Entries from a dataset
------
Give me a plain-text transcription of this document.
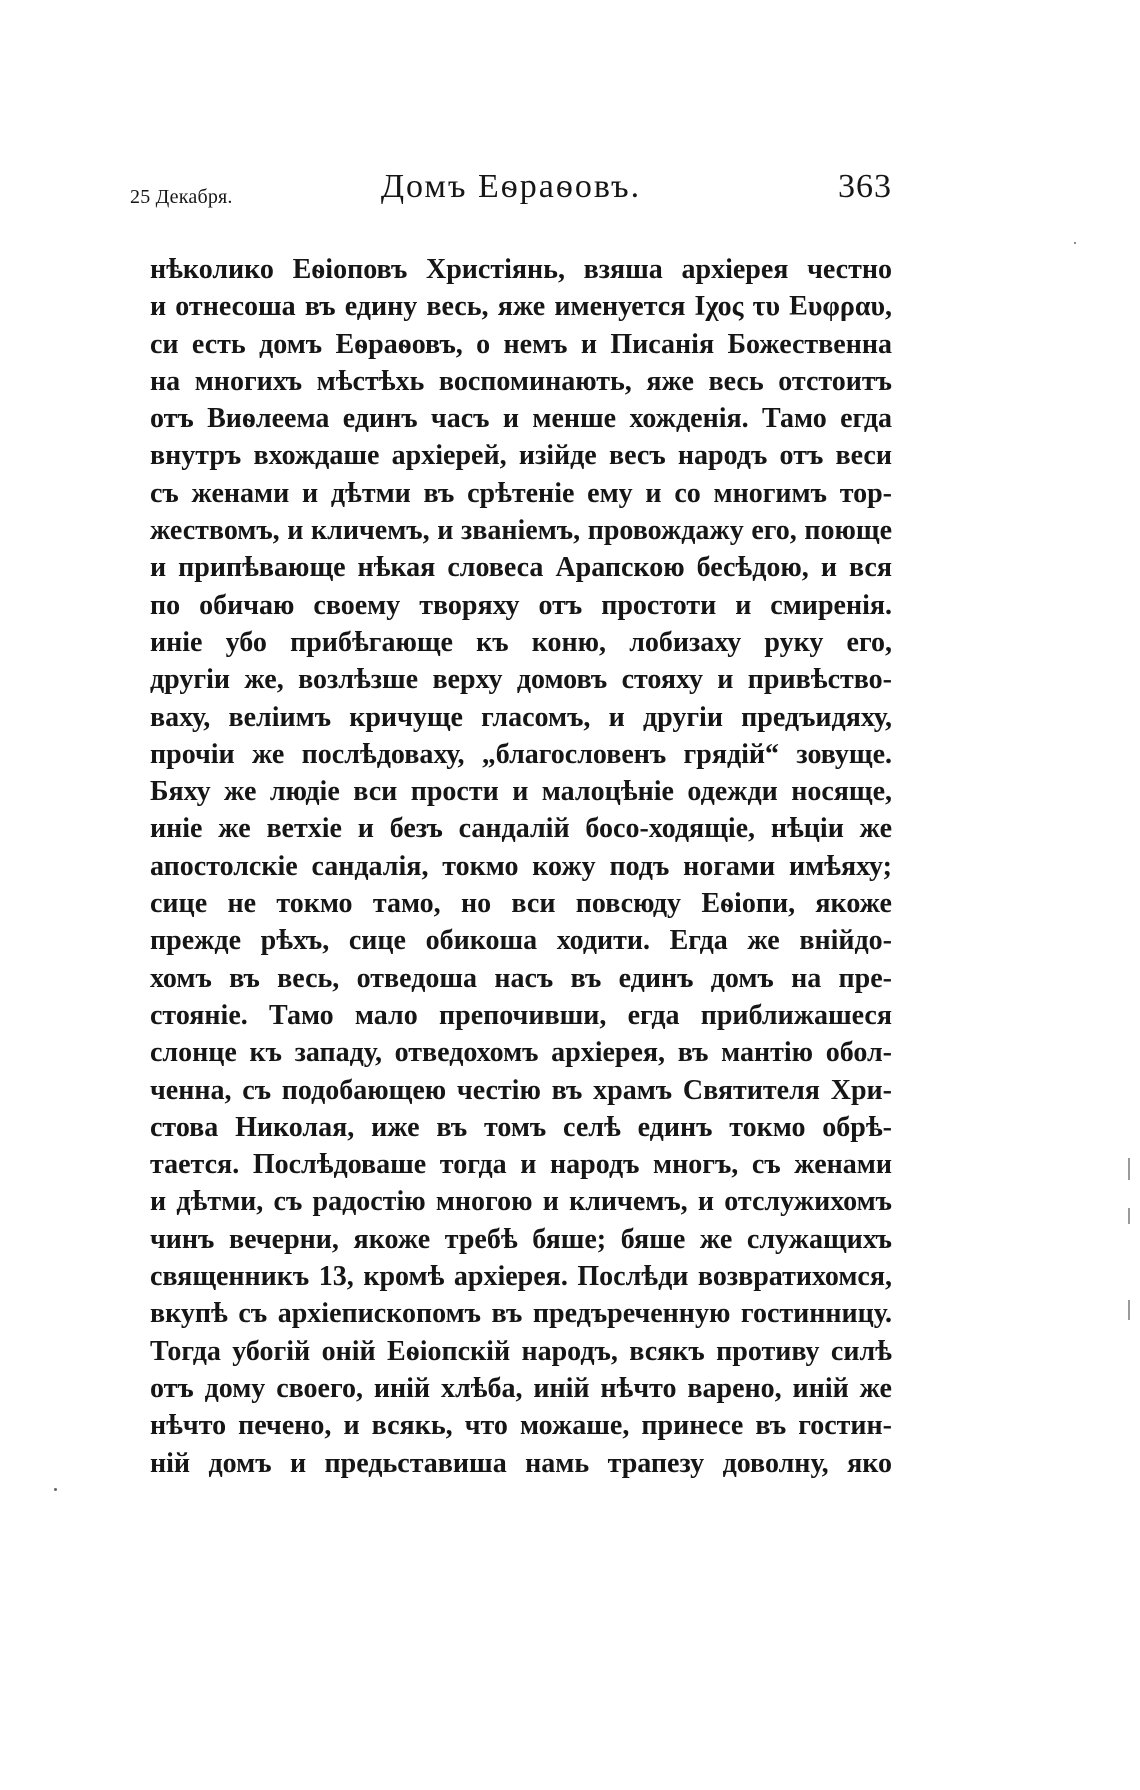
25 Декабря.	Домъ Еѳраѳовъ.	363
нѣколико Еѳіоповъ Христіянь, взяша архіерея честно
и отнесоша въ едину весь, яже именуется Ιχος τυ Ευφραυ,
си есть домъ Еѳраѳовъ, о немъ и Писанія Божественна
на многихъ мѣстѣхь воспоминають, яже весь отстоитъ
отъ Виѳлеема единъ часъ и менше хожденія. Тамо егда
внутръ вхождаше архіерей, изійде весъ народъ отъ веси
съ женами и дѣтми въ срѣтеніе ему и со многимъ тор-
жествомъ, и кличемъ, и званіемъ, провождажу его, поюще
и припѣвающе нѣкая словеса Арапскою бесѣдою, и вся
по обичаю своему творяху отъ простоти и смиренія.
иніе убо прибѣгающе къ коню, лобизаху руку его,
другіи же, возлѣзше верху домовъ стояху и привѣство-
ваху, веліимъ кричуще гласомъ, и другіи предъидяху,
прочіи же послѣдоваху, „благословенъ грядій“ зовуще.
Бяху же людіе вси прости и малоцѣніе одежди носяще,
иніе же ветхіе и безъ сандалій босо-ходящіе, нѣціи же
апостолскіе сандалія, токмо кожу подъ ногами имѣяху;
сице не токмо тамо, но вси повсюду Еѳіопи, якоже
прежде рѣхъ, сице обикоша ходити. Егда же внійдо-
хомъ въ весь, отведоша насъ въ единъ домъ на пре-
стояніе. Тамо мало препочивши, егда приближашеся
слонце къ западу, отведохомъ архіерея, въ мантію обол-
ченна, съ подобающею честію въ храмъ Святителя Хри-
стова Николая, иже въ томъ селѣ единъ токмо обрѣ-
тается. Послѣдоваше тогда и народъ многъ, съ женами
и дѣтми, съ радостію многою и кличемъ, и отслужихомъ
чинъ вечерни, якоже требѣ бяше; бяше же служащихъ
священникъ 13, кромѣ архіерея. Послѣди возвратихомся,
вкупѣ съ архіепископомъ въ предъреченную гостинницу.
Тогда убогій оній Еѳіопскій народъ, всякъ противу силѣ
отъ дому своего, иній хлѣба, иній нѣчто варено, иній же
нѣчто печено, и всякь, что можаше, принесе въ гостин-
ній домъ и предьставиша намь трапезу доволну, яко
------
Copy in full each line that holds the word "другіи".

другіи же, возлѣзше верху домовъ стояху и привѣство-
ваху, веліимъ кричуще гласомъ, и другіи предъидяху,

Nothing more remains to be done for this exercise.